## Requirement
Scan the entries below. List each line with "elearningowa".

Extracted records
----

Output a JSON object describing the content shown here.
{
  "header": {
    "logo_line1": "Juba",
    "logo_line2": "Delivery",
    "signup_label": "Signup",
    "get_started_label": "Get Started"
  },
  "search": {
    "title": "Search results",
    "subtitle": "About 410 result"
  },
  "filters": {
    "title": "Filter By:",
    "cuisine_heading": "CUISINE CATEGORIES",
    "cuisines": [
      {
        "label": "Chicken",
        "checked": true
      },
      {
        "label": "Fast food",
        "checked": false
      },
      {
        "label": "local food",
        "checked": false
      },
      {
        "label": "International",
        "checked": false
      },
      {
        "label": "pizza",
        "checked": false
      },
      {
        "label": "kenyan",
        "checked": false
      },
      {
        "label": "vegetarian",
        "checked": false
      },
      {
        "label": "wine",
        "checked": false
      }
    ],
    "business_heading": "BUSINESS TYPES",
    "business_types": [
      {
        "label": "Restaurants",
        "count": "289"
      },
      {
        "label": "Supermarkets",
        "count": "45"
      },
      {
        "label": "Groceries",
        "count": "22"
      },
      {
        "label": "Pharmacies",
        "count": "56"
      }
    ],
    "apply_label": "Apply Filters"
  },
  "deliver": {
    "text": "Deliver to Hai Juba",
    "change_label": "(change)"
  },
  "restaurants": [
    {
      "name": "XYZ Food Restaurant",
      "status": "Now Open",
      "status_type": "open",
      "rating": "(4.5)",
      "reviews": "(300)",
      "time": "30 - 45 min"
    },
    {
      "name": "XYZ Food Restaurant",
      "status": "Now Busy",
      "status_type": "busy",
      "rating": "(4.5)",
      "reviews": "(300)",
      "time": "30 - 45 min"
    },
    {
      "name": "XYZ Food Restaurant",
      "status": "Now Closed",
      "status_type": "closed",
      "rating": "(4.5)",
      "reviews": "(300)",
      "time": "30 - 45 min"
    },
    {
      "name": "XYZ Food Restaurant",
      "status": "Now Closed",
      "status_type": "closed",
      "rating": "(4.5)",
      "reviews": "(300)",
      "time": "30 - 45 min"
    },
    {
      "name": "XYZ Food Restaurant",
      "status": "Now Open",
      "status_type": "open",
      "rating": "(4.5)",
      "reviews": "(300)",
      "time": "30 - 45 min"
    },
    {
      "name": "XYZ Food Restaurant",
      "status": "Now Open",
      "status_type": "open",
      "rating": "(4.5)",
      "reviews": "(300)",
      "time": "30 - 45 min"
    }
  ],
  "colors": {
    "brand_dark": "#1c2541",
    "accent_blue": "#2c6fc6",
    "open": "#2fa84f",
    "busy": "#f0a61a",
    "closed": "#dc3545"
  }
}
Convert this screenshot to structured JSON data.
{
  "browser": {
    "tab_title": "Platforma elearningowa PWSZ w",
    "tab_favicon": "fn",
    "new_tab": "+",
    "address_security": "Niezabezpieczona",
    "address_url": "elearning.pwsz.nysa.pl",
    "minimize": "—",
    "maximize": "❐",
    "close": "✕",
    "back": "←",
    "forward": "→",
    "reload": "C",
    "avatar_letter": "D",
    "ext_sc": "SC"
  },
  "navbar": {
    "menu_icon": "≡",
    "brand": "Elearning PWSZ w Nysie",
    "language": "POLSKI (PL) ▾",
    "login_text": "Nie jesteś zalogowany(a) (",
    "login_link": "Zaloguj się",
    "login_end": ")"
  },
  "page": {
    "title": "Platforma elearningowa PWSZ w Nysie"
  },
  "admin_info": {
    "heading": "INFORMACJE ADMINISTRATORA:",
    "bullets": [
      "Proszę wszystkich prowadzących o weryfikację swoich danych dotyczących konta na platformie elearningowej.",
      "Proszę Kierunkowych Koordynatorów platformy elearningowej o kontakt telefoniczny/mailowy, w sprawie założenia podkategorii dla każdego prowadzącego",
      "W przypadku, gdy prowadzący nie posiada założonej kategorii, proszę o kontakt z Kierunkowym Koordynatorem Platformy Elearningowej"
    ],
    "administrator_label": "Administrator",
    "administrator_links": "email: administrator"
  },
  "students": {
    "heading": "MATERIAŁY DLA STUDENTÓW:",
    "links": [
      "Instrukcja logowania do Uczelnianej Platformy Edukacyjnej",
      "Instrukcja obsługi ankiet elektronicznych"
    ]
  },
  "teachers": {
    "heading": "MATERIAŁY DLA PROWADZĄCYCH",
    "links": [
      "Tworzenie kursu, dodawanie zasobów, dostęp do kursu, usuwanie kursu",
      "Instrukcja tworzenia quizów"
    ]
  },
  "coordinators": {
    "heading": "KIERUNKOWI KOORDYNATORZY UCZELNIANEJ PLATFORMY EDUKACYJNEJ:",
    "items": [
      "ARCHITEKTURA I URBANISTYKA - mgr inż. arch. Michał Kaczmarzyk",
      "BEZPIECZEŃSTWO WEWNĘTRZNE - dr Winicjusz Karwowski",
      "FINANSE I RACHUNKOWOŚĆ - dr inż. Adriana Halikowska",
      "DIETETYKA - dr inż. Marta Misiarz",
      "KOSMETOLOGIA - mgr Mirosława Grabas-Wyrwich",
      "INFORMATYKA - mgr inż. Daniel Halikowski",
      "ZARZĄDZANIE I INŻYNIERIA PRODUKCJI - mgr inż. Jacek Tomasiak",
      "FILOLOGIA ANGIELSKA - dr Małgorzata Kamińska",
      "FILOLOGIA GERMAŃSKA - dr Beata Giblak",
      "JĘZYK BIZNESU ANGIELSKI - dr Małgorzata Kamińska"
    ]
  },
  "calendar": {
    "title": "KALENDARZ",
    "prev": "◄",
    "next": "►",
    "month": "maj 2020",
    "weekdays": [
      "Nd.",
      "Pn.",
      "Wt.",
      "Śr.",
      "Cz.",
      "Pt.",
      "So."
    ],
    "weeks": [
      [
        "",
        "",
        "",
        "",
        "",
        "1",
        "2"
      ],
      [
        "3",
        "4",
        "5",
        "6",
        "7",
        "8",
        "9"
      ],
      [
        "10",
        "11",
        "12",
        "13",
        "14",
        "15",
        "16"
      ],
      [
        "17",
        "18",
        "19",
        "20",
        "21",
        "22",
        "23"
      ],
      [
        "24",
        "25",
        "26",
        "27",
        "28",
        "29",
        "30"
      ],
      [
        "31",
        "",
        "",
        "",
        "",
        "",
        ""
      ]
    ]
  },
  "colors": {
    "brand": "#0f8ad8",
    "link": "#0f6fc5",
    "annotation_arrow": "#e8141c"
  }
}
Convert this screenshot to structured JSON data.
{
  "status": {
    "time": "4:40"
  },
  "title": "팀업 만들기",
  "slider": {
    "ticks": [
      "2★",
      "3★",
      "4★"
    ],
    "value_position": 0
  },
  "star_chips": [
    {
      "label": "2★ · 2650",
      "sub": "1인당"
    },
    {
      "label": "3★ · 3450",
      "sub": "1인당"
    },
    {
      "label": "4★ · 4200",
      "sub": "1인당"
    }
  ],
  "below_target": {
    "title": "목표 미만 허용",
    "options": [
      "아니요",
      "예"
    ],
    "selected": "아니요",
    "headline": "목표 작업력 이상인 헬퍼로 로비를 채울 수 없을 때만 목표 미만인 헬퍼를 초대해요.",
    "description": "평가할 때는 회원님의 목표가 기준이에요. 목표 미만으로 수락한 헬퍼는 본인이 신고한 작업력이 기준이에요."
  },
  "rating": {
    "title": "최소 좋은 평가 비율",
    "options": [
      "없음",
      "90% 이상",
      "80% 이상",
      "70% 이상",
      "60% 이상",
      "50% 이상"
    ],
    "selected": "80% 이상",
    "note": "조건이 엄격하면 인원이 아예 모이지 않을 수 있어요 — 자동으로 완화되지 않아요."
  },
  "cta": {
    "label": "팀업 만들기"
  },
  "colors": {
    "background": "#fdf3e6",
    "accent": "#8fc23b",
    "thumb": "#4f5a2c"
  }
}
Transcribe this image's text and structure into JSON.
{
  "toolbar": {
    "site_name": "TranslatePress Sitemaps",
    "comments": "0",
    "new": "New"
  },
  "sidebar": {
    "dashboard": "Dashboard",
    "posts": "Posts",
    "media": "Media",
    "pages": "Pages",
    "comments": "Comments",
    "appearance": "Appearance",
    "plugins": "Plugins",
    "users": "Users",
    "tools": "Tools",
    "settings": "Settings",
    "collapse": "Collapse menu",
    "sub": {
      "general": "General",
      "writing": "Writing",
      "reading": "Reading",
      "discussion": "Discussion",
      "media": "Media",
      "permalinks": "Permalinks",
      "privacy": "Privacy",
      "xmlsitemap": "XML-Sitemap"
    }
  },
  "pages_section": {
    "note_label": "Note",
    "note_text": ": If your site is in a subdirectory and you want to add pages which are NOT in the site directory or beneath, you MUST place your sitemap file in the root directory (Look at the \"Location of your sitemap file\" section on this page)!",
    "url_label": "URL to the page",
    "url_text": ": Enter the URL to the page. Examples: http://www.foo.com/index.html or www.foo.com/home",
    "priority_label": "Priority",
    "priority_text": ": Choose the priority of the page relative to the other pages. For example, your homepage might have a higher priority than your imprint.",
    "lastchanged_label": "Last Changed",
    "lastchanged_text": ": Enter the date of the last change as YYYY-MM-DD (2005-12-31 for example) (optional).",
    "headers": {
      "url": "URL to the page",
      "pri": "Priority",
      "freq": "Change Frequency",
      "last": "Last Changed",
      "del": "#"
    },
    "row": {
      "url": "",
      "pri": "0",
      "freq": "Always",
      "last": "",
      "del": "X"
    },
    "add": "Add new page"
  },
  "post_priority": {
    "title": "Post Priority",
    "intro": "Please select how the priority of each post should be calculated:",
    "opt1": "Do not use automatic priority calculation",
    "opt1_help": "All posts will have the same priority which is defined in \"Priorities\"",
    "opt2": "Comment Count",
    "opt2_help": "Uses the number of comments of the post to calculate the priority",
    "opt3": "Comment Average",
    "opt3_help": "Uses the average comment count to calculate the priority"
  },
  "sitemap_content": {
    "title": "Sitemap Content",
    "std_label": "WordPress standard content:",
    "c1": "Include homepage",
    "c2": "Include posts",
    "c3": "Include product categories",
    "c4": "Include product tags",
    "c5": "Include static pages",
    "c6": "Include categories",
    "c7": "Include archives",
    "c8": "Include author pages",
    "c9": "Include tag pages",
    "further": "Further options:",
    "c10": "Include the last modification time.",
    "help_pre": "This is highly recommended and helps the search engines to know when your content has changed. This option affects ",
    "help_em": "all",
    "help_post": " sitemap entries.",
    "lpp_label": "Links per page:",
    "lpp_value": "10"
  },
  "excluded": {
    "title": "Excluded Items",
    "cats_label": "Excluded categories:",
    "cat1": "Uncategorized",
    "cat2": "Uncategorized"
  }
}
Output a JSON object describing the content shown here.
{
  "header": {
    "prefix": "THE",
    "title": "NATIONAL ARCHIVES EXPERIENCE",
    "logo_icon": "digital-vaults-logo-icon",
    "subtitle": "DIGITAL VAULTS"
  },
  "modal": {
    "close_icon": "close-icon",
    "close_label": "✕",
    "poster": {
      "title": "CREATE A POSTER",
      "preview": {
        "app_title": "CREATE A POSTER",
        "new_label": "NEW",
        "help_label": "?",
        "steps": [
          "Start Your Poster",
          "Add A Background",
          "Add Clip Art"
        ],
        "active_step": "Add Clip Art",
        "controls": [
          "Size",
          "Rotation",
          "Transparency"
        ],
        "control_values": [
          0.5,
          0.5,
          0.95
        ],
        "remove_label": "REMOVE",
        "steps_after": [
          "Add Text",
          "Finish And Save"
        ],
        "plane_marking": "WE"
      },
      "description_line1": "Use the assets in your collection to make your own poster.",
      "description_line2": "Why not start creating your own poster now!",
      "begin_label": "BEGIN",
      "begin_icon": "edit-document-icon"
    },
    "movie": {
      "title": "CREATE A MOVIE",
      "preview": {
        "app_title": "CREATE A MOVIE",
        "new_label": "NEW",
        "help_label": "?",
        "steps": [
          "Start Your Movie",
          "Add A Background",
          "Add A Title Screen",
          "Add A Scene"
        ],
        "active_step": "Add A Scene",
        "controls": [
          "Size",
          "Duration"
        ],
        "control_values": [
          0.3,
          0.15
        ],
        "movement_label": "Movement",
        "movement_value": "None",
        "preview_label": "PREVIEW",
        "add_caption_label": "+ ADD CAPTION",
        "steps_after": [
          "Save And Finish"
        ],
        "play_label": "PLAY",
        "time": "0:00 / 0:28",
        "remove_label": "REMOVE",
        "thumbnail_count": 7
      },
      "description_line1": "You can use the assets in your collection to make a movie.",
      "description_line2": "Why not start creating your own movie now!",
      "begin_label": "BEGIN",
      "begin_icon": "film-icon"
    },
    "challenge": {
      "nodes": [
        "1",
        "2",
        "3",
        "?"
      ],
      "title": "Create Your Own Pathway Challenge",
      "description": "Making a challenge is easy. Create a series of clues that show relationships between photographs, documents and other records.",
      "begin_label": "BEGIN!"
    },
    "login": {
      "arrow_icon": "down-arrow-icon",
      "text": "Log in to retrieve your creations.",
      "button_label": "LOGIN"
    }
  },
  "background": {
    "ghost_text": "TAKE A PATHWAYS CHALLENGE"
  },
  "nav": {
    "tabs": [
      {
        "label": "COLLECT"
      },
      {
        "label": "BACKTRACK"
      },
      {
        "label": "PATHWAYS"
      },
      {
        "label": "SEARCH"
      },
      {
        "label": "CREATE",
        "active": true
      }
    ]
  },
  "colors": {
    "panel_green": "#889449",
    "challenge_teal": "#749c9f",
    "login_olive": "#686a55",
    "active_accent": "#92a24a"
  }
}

----

## Output
    "tab_title": "Platforma elearningowa PWSZ w",
    "title": "Platforma elearningowa PWSZ w Nysie"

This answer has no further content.